═════ INPUT DATA ═════

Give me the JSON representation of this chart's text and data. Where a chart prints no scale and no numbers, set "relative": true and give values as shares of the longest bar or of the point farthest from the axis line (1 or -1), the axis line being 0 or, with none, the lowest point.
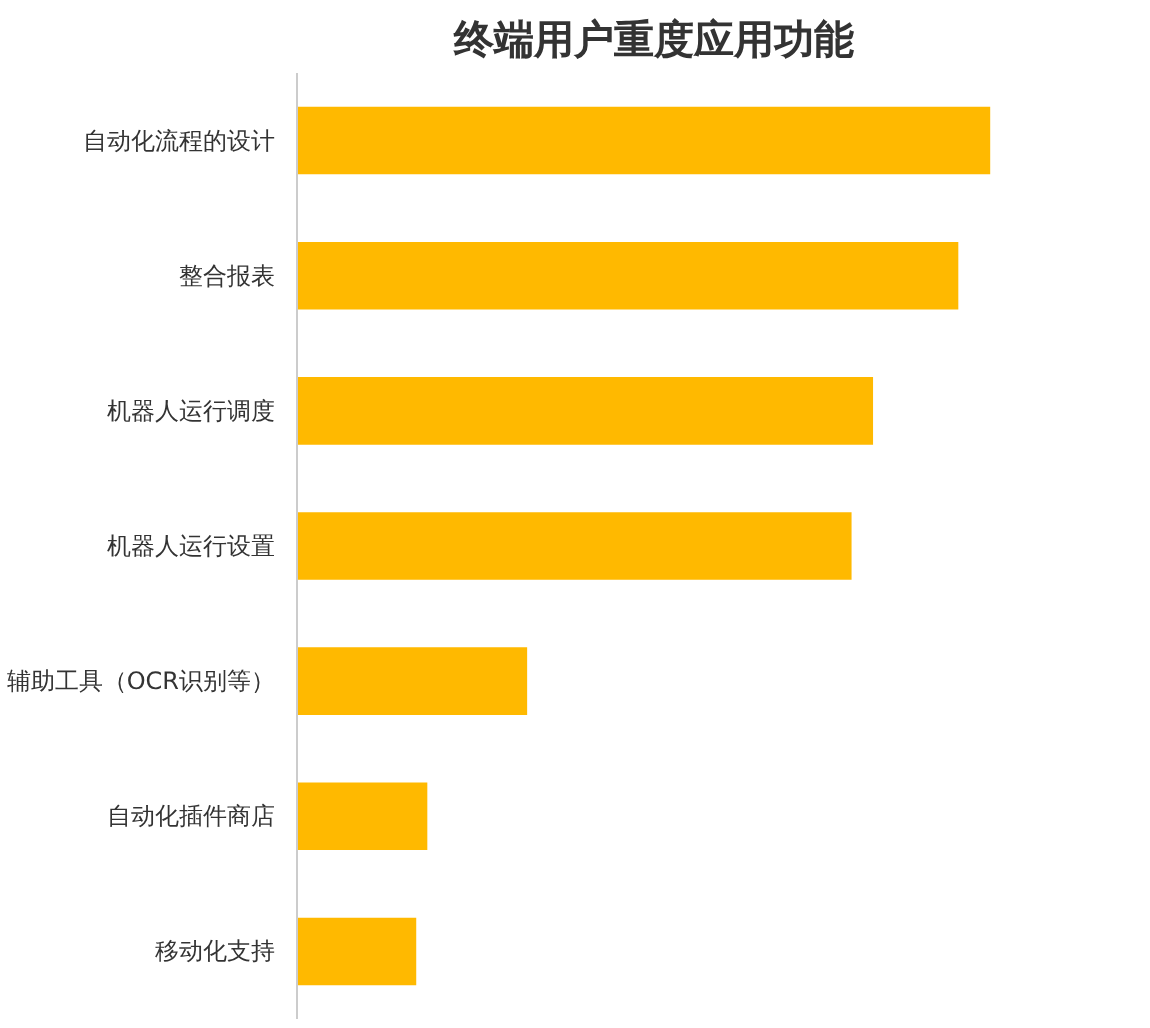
{
  "chart_data": {
    "type": "bar",
    "orientation": "horizontal",
    "relative": true,
    "title": "终端用户重度应用功能",
    "categories": [
      "自动化流程的设计",
      "整合报表",
      "机器人运行调度",
      "机器人运行设置",
      "辅助工具（OCR识别等）",
      "自动化插件商店",
      "移动化支持"
    ],
    "values": [
      1,
      0.954,
      0.831,
      0.8,
      0.332,
      0.188,
      0.172
    ],
    "color": "#ffb900",
    "grid": false
  }
}
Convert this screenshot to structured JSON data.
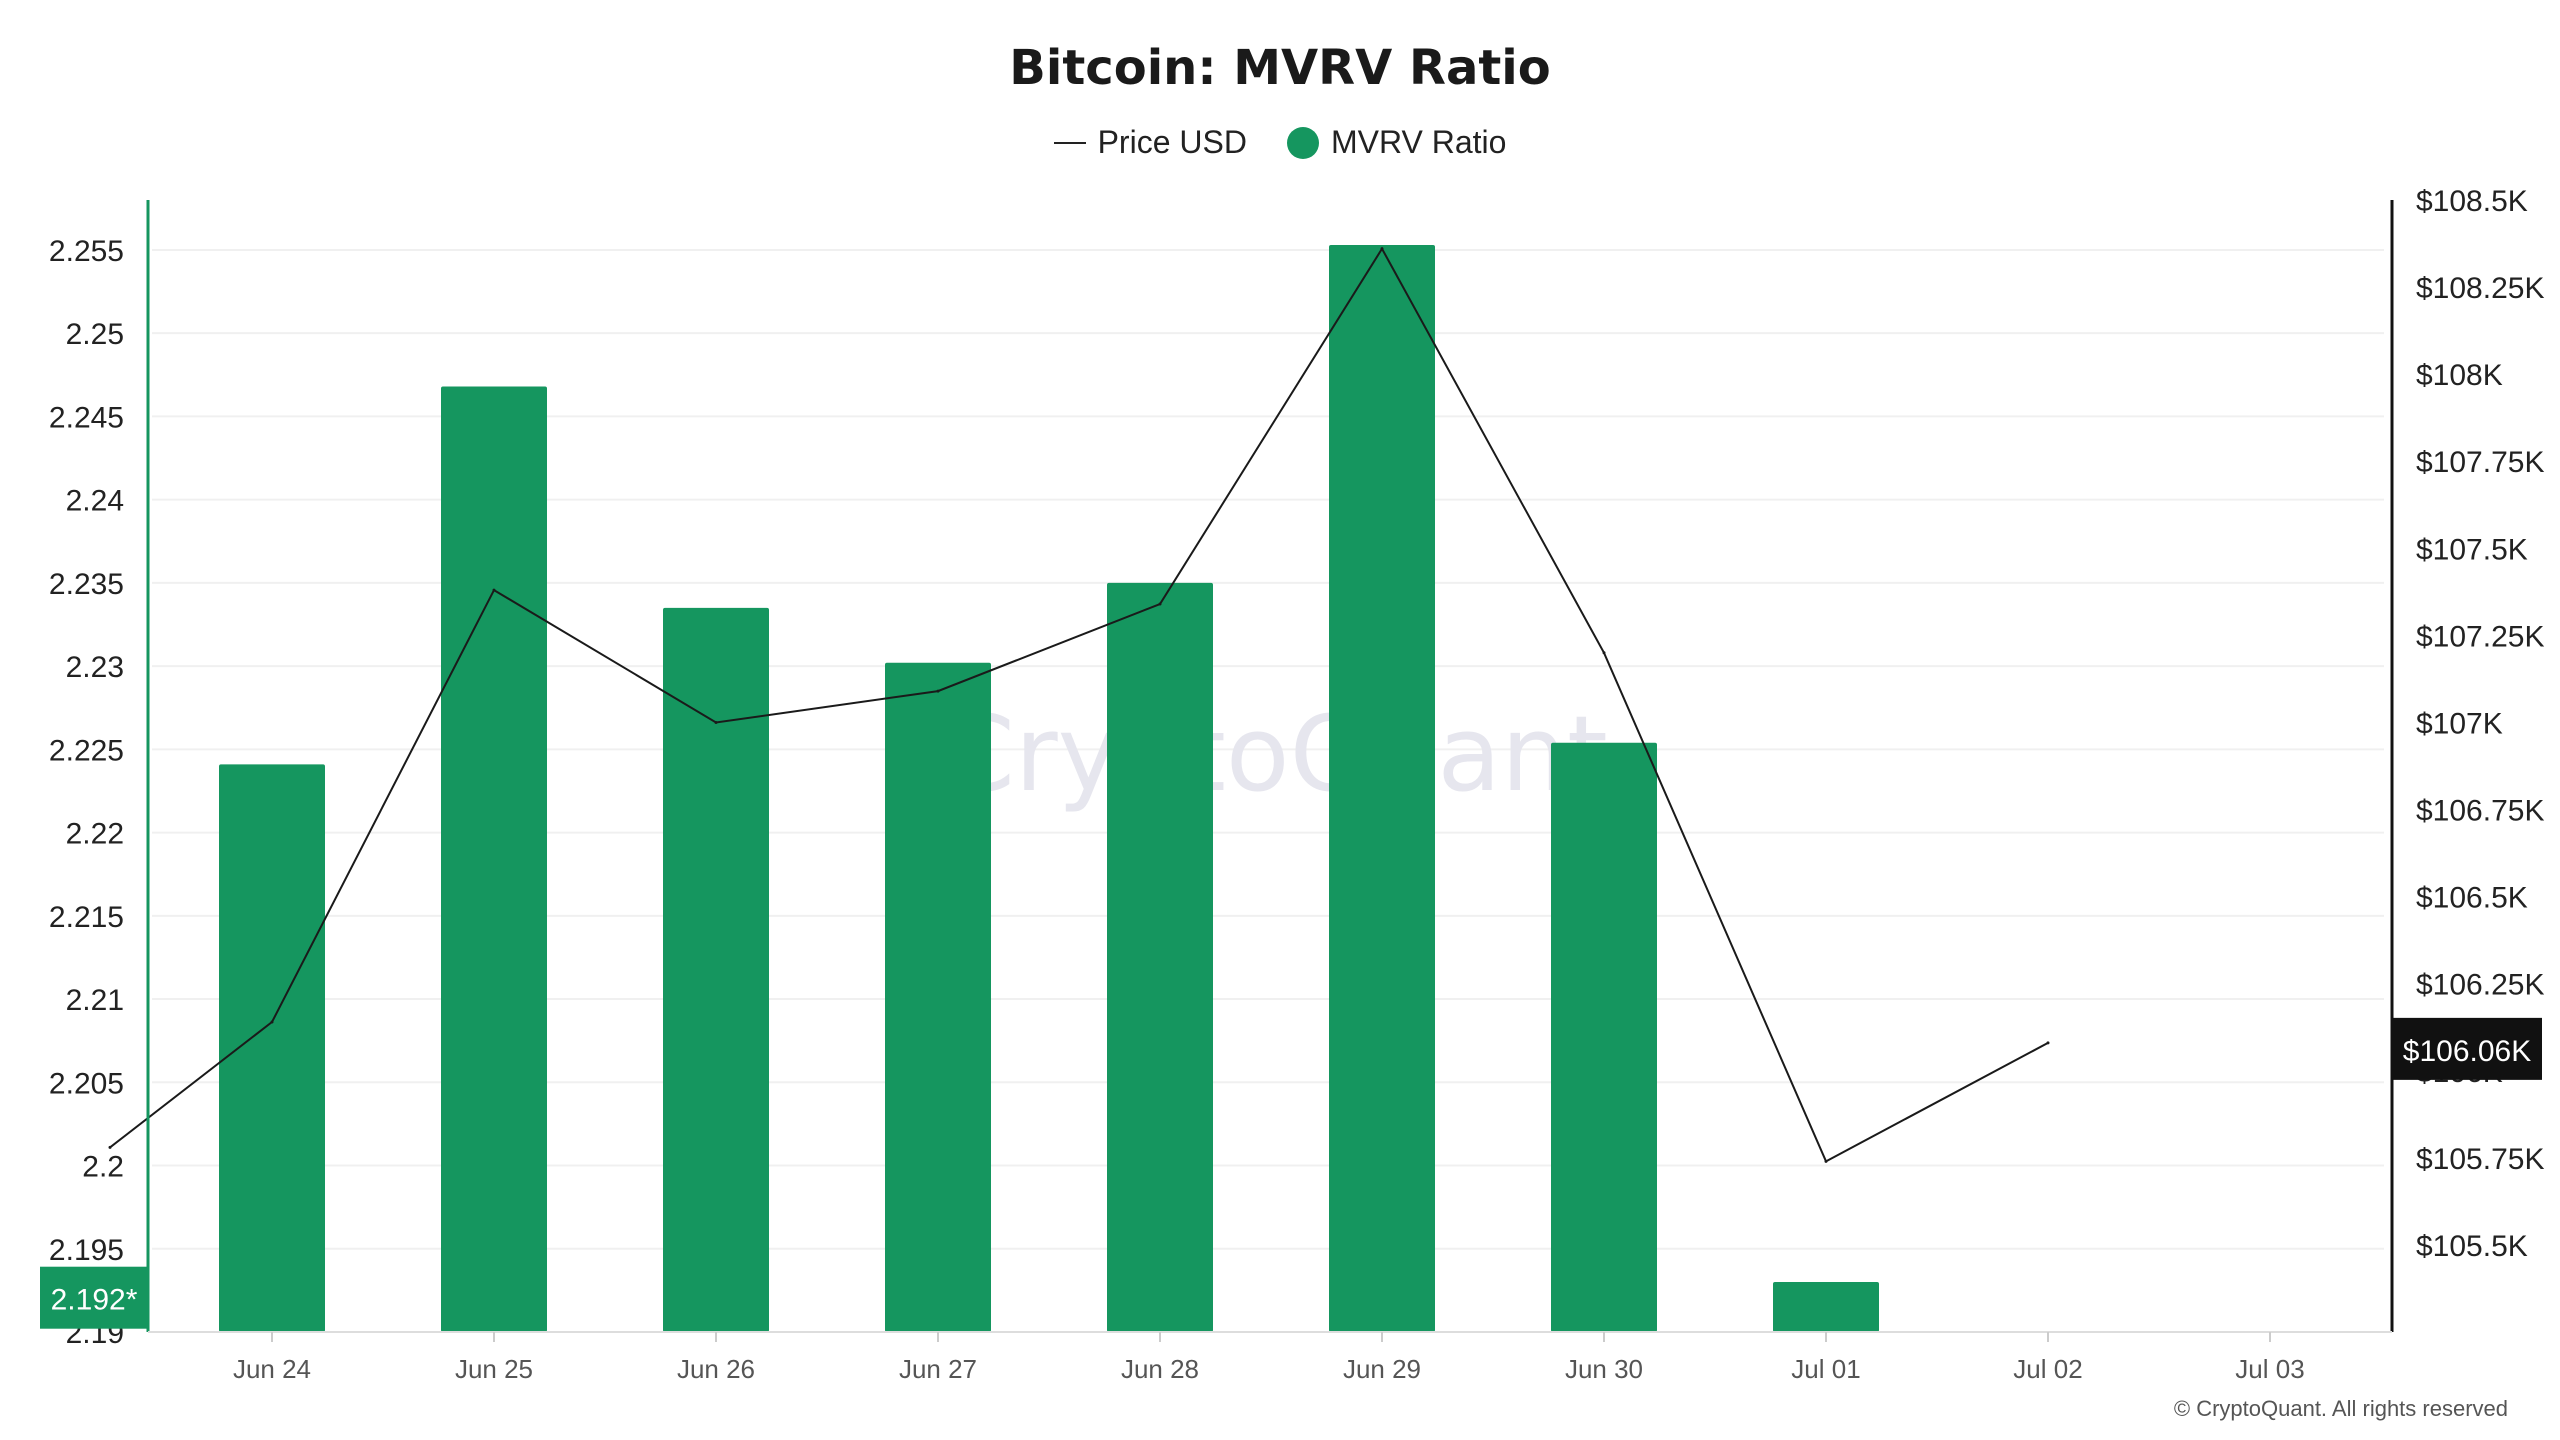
{
  "colors": {
    "bar": "#15965f",
    "line": "#1a1a1a",
    "axis_left": "#15965f",
    "axis_right": "#111111",
    "grid": "#f0f0f0"
  },
  "legend": {
    "price_label": "Price USD",
    "mvrv_label": "MVRV Ratio"
  },
  "watermark": "CryptoQuant",
  "footer": "© CryptoQuant. All rights reserved",
  "chart_data": {
    "type": "bar",
    "title": "Bitcoin: MVRV Ratio",
    "categories": [
      "Jun 24",
      "Jun 25",
      "Jun 26",
      "Jun 27",
      "Jun 28",
      "Jun 29",
      "Jun 30",
      "Jul 01",
      "Jul 02",
      "Jul 03"
    ],
    "series": [
      {
        "name": "MVRV Ratio",
        "type": "bar",
        "axis": "left",
        "values": [
          2.2241,
          2.2468,
          2.2335,
          2.2302,
          2.235,
          2.2553,
          2.2254,
          2.193,
          null,
          null
        ]
      },
      {
        "name": "Price USD",
        "type": "line",
        "axis": "right",
        "x": [
          "Jun 23",
          "Jun 24",
          "Jun 25",
          "Jun 26",
          "Jun 27",
          "Jun 28",
          "Jun 29",
          "Jun 30",
          "Jul 01",
          "Jul 02"
        ],
        "values": [
          105780,
          106140,
          107380,
          107000,
          107090,
          107340,
          108360,
          107200,
          105740,
          106080
        ]
      }
    ],
    "y_left": {
      "ylim": [
        2.19,
        2.258
      ],
      "ticks": [
        "2.19",
        "2.195",
        "2.2",
        "2.205",
        "2.21",
        "2.215",
        "2.22",
        "2.225",
        "2.23",
        "2.235",
        "2.24",
        "2.245",
        "2.25",
        "2.255"
      ],
      "current_label": "2.192*",
      "current_value": 2.192
    },
    "y_right": {
      "ylim": [
        105250,
        108500
      ],
      "ticks": [
        "$105.5K",
        "$105.75K",
        "$106K",
        "$106.25K",
        "$106.5K",
        "$106.75K",
        "$107K",
        "$107.25K",
        "$107.5K",
        "$107.75K",
        "$108K",
        "$108.25K",
        "$108.5K"
      ],
      "current_label": "$106.06K",
      "current_value": 106060
    },
    "grid": true,
    "legend_position": "top-center"
  }
}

═════

• [GIVEN REQUEST]:
Each entry above is to be written out again unchanged, apart from the pictures, which are left out.

• [EXERCISE OUTPUT]:
Give me the JSON representation of this chart's text and data. Where a chart prints no scale and no numbers, set "relative": true and give values as shares of the longest bar or of the point farthest from the axis line (1 or -1), the axis line being 0 or, with none, the lowest point.
{
  "chart_data": {
    "type": "bar",
    "orientation": "horizontal",
    "relative": true,
    "title": "终端用户重度应用功能",
    "categories": [
      "自动化流程的设计",
      "整合报表",
      "机器人运行调度",
      "机器人运行设置",
      "辅助工具（OCR识别等）",
      "自动化插件商店",
      "移动化支持"
    ],
    "values": [
      1,
      0.954,
      0.831,
      0.8,
      0.332,
      0.188,
      0.172
    ],
    "color": "#ffb900",
    "grid": false
  }
}
Convert this screenshot to structured JSON data.
{
  "colors": {
    "bar": "#15965f",
    "line": "#1a1a1a",
    "axis_left": "#15965f",
    "axis_right": "#111111",
    "grid": "#f0f0f0"
  },
  "legend": {
    "price_label": "Price USD",
    "mvrv_label": "MVRV Ratio"
  },
  "watermark": "CryptoQuant",
  "footer": "© CryptoQuant. All rights reserved",
  "chart_data": {
    "type": "bar",
    "title": "Bitcoin: MVRV Ratio",
    "categories": [
      "Jun 24",
      "Jun 25",
      "Jun 26",
      "Jun 27",
      "Jun 28",
      "Jun 29",
      "Jun 30",
      "Jul 01",
      "Jul 02",
      "Jul 03"
    ],
    "series": [
      {
        "name": "MVRV Ratio",
        "type": "bar",
        "axis": "left",
        "values": [
          2.2241,
          2.2468,
          2.2335,
          2.2302,
          2.235,
          2.2553,
          2.2254,
          2.193,
          null,
          null
        ]
      },
      {
        "name": "Price USD",
        "type": "line",
        "axis": "right",
        "x": [
          "Jun 23",
          "Jun 24",
          "Jun 25",
          "Jun 26",
          "Jun 27",
          "Jun 28",
          "Jun 29",
          "Jun 30",
          "Jul 01",
          "Jul 02"
        ],
        "values": [
          105780,
          106140,
          107380,
          107000,
          107090,
          107340,
          108360,
          107200,
          105740,
          106080
        ]
      }
    ],
    "y_left": {
      "ylim": [
        2.19,
        2.258
      ],
      "ticks": [
        "2.19",
        "2.195",
        "2.2",
        "2.205",
        "2.21",
        "2.215",
        "2.22",
        "2.225",
        "2.23",
        "2.235",
        "2.24",
        "2.245",
        "2.25",
        "2.255"
      ],
      "current_label": "2.192*",
      "current_value": 2.192
    },
    "y_right": {
      "ylim": [
        105250,
        108500
      ],
      "ticks": [
        "$105.5K",
        "$105.75K",
        "$106K",
        "$106.25K",
        "$106.5K",
        "$106.75K",
        "$107K",
        "$107.25K",
        "$107.5K",
        "$107.75K",
        "$108K",
        "$108.25K",
        "$108.5K"
      ],
      "current_label": "$106.06K",
      "current_value": 106060
    },
    "grid": true,
    "legend_position": "top-center"
  }
}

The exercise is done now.